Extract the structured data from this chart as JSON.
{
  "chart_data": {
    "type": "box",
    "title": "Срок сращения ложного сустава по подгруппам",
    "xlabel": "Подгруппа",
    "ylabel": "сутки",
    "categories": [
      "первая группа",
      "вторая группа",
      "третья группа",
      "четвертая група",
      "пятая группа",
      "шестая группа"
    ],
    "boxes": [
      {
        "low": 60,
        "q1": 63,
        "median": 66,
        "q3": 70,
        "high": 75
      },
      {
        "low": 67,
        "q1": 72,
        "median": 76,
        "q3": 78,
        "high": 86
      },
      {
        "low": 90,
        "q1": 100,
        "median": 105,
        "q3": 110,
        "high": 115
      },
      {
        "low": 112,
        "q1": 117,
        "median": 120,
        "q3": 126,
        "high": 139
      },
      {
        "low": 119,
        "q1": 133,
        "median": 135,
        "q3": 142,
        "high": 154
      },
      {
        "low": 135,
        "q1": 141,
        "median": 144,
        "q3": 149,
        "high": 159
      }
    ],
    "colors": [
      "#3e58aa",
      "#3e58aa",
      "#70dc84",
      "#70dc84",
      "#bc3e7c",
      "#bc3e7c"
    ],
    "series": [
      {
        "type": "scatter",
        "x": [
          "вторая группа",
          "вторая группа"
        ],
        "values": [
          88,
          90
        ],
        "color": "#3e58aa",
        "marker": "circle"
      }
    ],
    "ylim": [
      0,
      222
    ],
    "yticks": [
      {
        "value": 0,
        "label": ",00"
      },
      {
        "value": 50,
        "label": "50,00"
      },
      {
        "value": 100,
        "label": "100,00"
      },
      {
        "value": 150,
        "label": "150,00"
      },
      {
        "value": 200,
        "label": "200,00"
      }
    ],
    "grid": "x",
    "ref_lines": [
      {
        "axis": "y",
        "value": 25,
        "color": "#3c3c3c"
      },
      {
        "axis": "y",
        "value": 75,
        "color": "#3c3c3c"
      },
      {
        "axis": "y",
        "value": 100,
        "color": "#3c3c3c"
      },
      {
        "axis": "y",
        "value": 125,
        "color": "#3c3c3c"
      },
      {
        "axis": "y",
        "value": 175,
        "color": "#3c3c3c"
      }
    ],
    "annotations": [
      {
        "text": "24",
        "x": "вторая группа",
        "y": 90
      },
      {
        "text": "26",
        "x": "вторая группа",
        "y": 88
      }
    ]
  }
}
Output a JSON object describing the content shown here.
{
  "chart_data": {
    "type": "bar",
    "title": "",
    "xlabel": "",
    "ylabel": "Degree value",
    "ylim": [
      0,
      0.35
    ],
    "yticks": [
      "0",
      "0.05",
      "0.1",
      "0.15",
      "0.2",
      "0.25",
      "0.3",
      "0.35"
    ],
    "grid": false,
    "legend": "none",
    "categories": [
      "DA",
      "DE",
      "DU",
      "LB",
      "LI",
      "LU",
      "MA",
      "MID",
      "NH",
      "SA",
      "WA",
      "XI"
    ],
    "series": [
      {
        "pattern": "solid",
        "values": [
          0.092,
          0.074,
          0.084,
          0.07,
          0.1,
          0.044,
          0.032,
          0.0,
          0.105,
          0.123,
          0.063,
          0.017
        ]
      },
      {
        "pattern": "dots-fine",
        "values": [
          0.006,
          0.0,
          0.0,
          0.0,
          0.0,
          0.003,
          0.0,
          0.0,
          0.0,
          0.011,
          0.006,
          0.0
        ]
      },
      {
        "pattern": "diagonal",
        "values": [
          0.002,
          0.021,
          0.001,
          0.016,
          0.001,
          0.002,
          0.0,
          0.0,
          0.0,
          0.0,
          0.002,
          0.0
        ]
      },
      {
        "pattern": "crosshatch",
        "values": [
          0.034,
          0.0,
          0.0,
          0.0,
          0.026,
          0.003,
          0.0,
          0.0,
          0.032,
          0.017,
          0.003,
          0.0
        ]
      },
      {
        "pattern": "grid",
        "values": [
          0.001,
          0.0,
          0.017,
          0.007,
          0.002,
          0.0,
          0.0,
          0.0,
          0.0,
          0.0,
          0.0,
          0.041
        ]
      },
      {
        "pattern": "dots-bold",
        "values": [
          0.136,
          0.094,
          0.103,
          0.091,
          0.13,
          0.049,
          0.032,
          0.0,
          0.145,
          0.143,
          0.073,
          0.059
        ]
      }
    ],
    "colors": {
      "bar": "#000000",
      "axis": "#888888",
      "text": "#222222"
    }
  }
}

* * * *

REQUIREMENT:
Reproduce the entire listing word for word.

WRITTEN ANSWER:
Extract the structured data from this chart as JSON.
{
  "chart_data": {
    "type": "box",
    "title": "Срок сращения ложного сустава по подгруппам",
    "xlabel": "Подгруппа",
    "ylabel": "сутки",
    "categories": [
      "первая группа",
      "вторая группа",
      "третья группа",
      "четвертая група",
      "пятая группа",
      "шестая группа"
    ],
    "boxes": [
      {
        "low": 60,
        "q1": 63,
        "median": 66,
        "q3": 70,
        "high": 75
      },
      {
        "low": 67,
        "q1": 72,
        "median": 76,
        "q3": 78,
        "high": 86
      },
      {
        "low": 90,
        "q1": 100,
        "median": 105,
        "q3": 110,
        "high": 115
      },
      {
        "low": 112,
        "q1": 117,
        "median": 120,
        "q3": 126,
        "high": 139
      },
      {
        "low": 119,
        "q1": 133,
        "median": 135,
        "q3": 142,
        "high": 154
      },
      {
        "low": 135,
        "q1": 141,
        "median": 144,
        "q3": 149,
        "high": 159
      }
    ],
    "colors": [
      "#3e58aa",
      "#3e58aa",
      "#70dc84",
      "#70dc84",
      "#bc3e7c",
      "#bc3e7c"
    ],
    "series": [
      {
        "type": "scatter",
        "x": [
          "вторая группа",
          "вторая группа"
        ],
        "values": [
          88,
          90
        ],
        "color": "#3e58aa",
        "marker": "circle"
      }
    ],
    "ylim": [
      0,
      222
    ],
    "yticks": [
      {
        "value": 0,
        "label": ",00"
      },
      {
        "value": 50,
        "label": "50,00"
      },
      {
        "value": 100,
        "label": "100,00"
      },
      {
        "value": 150,
        "label": "150,00"
      },
      {
        "value": 200,
        "label": "200,00"
      }
    ],
    "grid": "x",
    "ref_lines": [
      {
        "axis": "y",
        "value": 25,
        "color": "#3c3c3c"
      },
      {
        "axis": "y",
        "value": 75,
        "color": "#3c3c3c"
      },
      {
        "axis": "y",
        "value": 100,
        "color": "#3c3c3c"
      },
      {
        "axis": "y",
        "value": 125,
        "color": "#3c3c3c"
      },
      {
        "axis": "y",
        "value": 175,
        "color": "#3c3c3c"
      }
    ],
    "annotations": [
      {
        "text": "24",
        "x": "вторая группа",
        "y": 90
      },
      {
        "text": "26",
        "x": "вторая группа",
        "y": 88
      }
    ]
  }
}
Output a JSON object describing the content shown here.
{
  "chart_data": {
    "type": "bar",
    "title": "",
    "xlabel": "",
    "ylabel": "Degree value",
    "ylim": [
      0,
      0.35
    ],
    "yticks": [
      "0",
      "0.05",
      "0.1",
      "0.15",
      "0.2",
      "0.25",
      "0.3",
      "0.35"
    ],
    "grid": false,
    "legend": "none",
    "categories": [
      "DA",
      "DE",
      "DU",
      "LB",
      "LI",
      "LU",
      "MA",
      "MID",
      "NH",
      "SA",
      "WA",
      "XI"
    ],
    "series": [
      {
        "pattern": "solid",
        "values": [
          0.092,
          0.074,
          0.084,
          0.07,
          0.1,
          0.044,
          0.032,
          0.0,
          0.105,
          0.123,
          0.063,
          0.017
        ]
      },
      {
        "pattern": "dots-fine",
        "values": [
          0.006,
          0.0,
          0.0,
          0.0,
          0.0,
          0.003,
          0.0,
          0.0,
          0.0,
          0.011,
          0.006,
          0.0
        ]
      },
      {
        "pattern": "diagonal",
        "values": [
          0.002,
          0.021,
          0.001,
          0.016,
          0.001,
          0.002,
          0.0,
          0.0,
          0.0,
          0.0,
          0.002,
          0.0
        ]
      },
      {
        "pattern": "crosshatch",
        "values": [
          0.034,
          0.0,
          0.0,
          0.0,
          0.026,
          0.003,
          0.0,
          0.0,
          0.032,
          0.017,
          0.003,
          0.0
        ]
      },
      {
        "pattern": "grid",
        "values": [
          0.001,
          0.0,
          0.017,
          0.007,
          0.002,
          0.0,
          0.0,
          0.0,
          0.0,
          0.0,
          0.0,
          0.041
        ]
      },
      {
        "pattern": "dots-bold",
        "values": [
          0.136,
          0.094,
          0.103,
          0.091,
          0.13,
          0.049,
          0.032,
          0.0,
          0.145,
          0.143,
          0.073,
          0.059
        ]
      }
    ],
    "colors": {
      "bar": "#000000",
      "axis": "#888888",
      "text": "#222222"
    }
  }
}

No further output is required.